- **Task instructions**
Find how many lines in the data below mention "émissions". Give the number only.

- **Data shown**
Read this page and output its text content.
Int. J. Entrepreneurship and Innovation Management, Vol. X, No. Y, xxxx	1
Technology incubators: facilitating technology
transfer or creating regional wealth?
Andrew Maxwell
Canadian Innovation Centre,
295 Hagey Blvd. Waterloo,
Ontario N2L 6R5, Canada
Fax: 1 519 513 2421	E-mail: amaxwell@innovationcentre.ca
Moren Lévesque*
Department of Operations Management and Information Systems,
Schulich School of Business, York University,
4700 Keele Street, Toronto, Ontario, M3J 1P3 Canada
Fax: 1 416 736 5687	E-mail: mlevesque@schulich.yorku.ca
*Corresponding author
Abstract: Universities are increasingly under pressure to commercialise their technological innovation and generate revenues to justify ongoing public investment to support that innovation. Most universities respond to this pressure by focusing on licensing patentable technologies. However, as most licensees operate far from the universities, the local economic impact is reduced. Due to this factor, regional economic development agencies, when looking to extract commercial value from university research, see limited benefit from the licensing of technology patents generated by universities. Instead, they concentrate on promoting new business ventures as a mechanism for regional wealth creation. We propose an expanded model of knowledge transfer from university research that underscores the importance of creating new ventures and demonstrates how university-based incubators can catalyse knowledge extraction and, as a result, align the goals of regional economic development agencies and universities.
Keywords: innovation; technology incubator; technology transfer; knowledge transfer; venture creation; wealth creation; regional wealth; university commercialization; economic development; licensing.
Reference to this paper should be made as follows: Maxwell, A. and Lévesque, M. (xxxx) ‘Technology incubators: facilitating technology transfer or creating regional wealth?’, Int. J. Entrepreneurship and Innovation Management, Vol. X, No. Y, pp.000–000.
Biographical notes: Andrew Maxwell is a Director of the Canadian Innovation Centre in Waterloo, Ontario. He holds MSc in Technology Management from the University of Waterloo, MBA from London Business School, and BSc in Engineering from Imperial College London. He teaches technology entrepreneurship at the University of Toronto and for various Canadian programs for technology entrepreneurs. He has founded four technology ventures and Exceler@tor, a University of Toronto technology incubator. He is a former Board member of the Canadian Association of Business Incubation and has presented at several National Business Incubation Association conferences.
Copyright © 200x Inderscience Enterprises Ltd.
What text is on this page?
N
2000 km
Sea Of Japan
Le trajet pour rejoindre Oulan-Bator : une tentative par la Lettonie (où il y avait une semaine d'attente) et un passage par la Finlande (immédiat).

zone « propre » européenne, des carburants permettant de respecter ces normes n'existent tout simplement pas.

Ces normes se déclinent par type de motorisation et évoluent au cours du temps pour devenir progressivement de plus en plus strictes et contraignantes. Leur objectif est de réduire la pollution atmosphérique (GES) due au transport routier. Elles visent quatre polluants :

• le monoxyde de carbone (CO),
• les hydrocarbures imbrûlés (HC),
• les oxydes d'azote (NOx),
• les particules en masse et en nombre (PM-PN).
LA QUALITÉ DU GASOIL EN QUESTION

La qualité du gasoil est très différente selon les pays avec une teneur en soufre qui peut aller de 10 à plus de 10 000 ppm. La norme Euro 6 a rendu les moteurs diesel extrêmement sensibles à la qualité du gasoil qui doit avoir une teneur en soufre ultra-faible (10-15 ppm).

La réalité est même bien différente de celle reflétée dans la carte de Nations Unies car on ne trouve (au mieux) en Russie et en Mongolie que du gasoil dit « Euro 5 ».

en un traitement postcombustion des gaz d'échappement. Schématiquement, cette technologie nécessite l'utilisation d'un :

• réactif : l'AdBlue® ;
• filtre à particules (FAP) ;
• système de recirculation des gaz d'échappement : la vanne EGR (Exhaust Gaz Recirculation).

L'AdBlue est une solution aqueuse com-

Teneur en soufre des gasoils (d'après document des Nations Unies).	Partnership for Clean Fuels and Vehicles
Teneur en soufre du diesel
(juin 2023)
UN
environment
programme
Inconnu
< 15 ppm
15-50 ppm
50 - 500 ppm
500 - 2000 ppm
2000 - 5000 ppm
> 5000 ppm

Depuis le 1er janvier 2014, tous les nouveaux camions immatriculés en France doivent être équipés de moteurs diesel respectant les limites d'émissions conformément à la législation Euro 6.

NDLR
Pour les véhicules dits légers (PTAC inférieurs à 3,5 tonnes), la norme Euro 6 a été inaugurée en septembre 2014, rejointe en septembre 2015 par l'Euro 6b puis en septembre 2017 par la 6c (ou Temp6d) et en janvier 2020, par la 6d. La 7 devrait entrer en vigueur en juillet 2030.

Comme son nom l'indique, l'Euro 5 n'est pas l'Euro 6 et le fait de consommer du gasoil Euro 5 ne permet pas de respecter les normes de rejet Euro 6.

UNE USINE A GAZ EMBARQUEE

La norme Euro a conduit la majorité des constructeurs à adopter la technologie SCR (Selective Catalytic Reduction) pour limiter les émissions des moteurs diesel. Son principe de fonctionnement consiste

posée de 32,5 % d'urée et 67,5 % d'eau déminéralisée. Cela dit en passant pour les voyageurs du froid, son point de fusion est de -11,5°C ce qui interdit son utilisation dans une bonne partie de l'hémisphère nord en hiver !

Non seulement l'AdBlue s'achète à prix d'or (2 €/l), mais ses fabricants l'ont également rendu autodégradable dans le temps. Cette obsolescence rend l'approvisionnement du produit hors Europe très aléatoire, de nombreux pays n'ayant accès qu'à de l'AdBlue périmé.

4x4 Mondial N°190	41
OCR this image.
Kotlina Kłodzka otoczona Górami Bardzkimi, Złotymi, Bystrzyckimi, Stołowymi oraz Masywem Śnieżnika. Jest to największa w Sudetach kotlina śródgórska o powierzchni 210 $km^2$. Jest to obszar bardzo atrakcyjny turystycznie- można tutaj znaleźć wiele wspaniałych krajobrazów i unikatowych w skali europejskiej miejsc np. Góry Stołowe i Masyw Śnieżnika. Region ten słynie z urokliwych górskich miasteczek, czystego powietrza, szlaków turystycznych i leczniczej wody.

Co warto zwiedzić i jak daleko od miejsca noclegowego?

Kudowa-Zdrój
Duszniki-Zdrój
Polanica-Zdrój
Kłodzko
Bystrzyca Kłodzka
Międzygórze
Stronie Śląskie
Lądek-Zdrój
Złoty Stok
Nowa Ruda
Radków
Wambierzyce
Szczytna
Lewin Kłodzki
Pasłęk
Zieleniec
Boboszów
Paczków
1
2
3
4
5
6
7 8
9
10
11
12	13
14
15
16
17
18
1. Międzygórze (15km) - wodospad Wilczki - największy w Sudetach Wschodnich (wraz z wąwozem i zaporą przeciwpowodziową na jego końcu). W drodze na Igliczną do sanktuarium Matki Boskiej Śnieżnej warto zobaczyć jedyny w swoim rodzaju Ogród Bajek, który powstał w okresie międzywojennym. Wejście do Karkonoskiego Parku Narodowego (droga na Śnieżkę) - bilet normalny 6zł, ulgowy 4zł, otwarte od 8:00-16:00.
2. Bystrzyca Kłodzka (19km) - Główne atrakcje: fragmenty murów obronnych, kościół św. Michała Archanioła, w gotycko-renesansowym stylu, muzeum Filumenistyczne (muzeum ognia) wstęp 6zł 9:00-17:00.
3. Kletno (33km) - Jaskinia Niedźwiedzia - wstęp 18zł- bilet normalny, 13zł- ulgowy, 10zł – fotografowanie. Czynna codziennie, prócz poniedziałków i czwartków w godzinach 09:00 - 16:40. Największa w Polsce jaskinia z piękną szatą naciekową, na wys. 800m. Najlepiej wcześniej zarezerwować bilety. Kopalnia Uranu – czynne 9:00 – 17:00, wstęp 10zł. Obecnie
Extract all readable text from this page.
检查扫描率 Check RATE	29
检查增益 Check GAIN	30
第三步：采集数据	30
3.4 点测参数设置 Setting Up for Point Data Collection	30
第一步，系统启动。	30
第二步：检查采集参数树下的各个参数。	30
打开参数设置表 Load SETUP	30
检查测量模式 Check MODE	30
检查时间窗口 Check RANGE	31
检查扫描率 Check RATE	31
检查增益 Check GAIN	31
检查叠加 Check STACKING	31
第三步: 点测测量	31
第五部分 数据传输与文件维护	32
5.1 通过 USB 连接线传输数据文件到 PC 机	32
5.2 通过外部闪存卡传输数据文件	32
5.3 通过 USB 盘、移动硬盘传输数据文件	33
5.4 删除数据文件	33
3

- **Output for this task**
2